### GIVEN REQUEST
Go through the entries below and copy each line containing the word "name".

BEGIN

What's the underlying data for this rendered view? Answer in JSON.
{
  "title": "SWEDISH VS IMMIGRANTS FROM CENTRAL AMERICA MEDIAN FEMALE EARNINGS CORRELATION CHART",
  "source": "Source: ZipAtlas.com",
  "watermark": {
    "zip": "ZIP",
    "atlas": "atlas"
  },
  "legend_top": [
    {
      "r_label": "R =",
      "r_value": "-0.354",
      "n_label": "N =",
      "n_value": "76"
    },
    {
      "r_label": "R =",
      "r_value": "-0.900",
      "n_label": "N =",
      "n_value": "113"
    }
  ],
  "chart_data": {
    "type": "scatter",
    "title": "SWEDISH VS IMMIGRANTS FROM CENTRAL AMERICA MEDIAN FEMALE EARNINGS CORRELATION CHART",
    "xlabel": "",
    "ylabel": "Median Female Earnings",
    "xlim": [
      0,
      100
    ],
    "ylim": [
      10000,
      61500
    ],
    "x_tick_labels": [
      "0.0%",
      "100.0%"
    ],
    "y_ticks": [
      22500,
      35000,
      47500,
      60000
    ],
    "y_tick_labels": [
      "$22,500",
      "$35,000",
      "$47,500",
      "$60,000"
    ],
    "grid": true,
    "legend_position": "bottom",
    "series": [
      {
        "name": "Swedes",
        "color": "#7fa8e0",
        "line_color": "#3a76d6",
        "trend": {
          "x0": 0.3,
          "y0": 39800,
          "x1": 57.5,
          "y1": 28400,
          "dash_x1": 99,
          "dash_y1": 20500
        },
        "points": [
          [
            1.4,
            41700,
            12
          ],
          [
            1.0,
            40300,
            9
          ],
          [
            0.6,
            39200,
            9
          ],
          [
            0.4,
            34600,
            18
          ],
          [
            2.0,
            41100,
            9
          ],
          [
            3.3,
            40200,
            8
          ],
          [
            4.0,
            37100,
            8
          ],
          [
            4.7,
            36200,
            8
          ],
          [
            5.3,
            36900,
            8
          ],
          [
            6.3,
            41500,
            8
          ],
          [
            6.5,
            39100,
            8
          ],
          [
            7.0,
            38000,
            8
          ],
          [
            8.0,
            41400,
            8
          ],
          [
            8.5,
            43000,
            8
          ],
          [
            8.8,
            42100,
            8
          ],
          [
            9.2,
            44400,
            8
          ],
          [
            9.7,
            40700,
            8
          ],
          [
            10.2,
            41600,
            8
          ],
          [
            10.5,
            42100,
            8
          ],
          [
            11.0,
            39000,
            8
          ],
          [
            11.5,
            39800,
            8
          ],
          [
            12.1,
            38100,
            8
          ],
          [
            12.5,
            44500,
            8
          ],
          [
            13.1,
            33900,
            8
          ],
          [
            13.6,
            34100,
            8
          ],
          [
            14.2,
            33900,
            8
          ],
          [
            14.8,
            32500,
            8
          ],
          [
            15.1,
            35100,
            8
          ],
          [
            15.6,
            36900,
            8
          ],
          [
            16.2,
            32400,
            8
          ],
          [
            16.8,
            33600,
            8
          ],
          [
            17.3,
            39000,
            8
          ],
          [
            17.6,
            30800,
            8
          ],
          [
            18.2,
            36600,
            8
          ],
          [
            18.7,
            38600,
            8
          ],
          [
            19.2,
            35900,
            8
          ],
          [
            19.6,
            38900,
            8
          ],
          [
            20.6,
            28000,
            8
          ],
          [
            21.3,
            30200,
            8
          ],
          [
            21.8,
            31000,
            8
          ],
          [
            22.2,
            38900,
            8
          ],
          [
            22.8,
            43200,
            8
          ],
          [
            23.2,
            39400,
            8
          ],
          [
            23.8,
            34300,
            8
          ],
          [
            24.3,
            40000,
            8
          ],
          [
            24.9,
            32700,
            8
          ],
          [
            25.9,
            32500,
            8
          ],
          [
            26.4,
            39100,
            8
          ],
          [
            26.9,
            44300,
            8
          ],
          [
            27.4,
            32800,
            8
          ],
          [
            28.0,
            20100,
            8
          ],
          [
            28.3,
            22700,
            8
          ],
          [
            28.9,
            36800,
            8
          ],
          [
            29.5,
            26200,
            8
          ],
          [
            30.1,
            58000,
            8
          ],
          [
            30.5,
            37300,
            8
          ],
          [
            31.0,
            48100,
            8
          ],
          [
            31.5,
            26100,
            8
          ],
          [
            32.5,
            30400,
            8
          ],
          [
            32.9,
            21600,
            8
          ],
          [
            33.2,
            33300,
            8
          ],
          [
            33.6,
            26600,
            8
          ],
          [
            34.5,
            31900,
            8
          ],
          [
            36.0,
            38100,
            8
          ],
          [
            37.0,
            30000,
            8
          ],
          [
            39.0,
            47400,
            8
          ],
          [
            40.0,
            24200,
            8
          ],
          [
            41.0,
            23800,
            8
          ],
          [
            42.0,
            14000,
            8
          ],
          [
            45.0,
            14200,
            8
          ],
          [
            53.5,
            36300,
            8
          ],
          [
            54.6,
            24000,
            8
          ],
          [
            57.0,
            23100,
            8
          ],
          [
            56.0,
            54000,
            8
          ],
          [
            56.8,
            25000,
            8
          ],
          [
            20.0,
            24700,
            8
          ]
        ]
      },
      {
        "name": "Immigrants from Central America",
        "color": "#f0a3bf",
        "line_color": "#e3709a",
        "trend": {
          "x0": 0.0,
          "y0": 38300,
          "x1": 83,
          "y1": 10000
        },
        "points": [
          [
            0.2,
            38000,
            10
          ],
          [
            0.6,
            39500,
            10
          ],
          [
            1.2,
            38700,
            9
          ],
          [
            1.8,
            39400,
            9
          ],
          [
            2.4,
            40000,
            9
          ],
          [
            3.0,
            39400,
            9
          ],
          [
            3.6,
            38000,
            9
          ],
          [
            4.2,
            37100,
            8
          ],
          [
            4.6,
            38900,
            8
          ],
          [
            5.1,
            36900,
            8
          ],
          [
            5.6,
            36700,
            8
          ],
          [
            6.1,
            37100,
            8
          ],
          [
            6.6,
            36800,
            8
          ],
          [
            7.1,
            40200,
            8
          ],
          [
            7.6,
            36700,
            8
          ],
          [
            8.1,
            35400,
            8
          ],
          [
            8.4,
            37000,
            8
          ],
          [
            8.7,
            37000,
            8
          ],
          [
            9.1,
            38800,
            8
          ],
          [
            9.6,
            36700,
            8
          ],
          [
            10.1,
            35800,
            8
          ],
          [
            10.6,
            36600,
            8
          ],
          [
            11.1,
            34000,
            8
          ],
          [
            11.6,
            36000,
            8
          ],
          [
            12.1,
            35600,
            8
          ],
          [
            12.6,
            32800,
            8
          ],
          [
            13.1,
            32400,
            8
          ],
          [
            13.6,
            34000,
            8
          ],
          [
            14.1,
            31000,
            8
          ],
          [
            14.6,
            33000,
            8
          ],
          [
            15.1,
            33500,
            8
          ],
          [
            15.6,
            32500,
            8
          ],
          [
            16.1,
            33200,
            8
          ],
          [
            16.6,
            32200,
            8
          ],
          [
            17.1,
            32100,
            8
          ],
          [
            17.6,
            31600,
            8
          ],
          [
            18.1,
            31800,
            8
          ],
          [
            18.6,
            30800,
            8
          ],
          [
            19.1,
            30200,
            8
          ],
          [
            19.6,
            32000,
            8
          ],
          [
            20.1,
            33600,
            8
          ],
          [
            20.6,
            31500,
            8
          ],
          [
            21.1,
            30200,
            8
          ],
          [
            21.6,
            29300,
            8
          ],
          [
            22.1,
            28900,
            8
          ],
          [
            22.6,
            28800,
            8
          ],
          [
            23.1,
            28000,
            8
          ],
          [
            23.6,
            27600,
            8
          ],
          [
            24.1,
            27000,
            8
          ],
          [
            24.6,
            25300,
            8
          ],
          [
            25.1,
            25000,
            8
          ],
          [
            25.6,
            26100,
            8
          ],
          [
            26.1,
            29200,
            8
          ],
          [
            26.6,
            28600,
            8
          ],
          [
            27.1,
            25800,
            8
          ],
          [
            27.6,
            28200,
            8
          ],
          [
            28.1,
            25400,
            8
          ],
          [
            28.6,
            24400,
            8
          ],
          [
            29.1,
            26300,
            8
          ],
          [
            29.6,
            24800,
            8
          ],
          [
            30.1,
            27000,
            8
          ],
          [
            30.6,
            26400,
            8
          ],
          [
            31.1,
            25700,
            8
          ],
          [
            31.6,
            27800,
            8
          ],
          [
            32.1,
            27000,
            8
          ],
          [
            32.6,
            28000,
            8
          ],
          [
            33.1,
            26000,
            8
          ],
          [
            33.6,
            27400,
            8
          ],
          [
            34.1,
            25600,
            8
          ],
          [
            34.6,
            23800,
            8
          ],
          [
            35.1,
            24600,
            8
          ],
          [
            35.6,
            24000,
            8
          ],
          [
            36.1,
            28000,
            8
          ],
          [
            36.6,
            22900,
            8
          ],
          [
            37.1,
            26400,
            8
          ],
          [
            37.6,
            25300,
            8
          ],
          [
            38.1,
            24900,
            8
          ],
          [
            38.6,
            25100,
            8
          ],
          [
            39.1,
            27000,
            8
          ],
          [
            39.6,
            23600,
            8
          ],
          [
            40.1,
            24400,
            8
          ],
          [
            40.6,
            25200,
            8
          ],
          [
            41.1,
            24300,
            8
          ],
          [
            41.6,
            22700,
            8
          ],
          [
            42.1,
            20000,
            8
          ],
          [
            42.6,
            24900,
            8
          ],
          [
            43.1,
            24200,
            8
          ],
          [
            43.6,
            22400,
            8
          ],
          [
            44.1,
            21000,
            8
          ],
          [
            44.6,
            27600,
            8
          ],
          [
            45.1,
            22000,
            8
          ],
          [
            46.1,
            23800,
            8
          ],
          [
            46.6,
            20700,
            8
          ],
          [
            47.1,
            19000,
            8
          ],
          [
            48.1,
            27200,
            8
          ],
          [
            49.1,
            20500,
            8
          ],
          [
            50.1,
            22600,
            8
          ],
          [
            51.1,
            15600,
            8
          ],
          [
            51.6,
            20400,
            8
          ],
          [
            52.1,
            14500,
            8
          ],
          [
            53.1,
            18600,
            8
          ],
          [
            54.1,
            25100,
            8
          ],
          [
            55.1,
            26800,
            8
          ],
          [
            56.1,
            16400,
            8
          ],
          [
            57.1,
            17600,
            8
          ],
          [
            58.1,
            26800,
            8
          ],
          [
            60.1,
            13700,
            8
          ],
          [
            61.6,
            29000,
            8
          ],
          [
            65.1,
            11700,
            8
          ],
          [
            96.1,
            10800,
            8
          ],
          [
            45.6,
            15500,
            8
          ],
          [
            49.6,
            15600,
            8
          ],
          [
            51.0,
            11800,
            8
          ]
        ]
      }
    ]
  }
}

END

### EXERCISE ANSWER
        "name": "Swedes",
        "name": "Immigrants from Central America",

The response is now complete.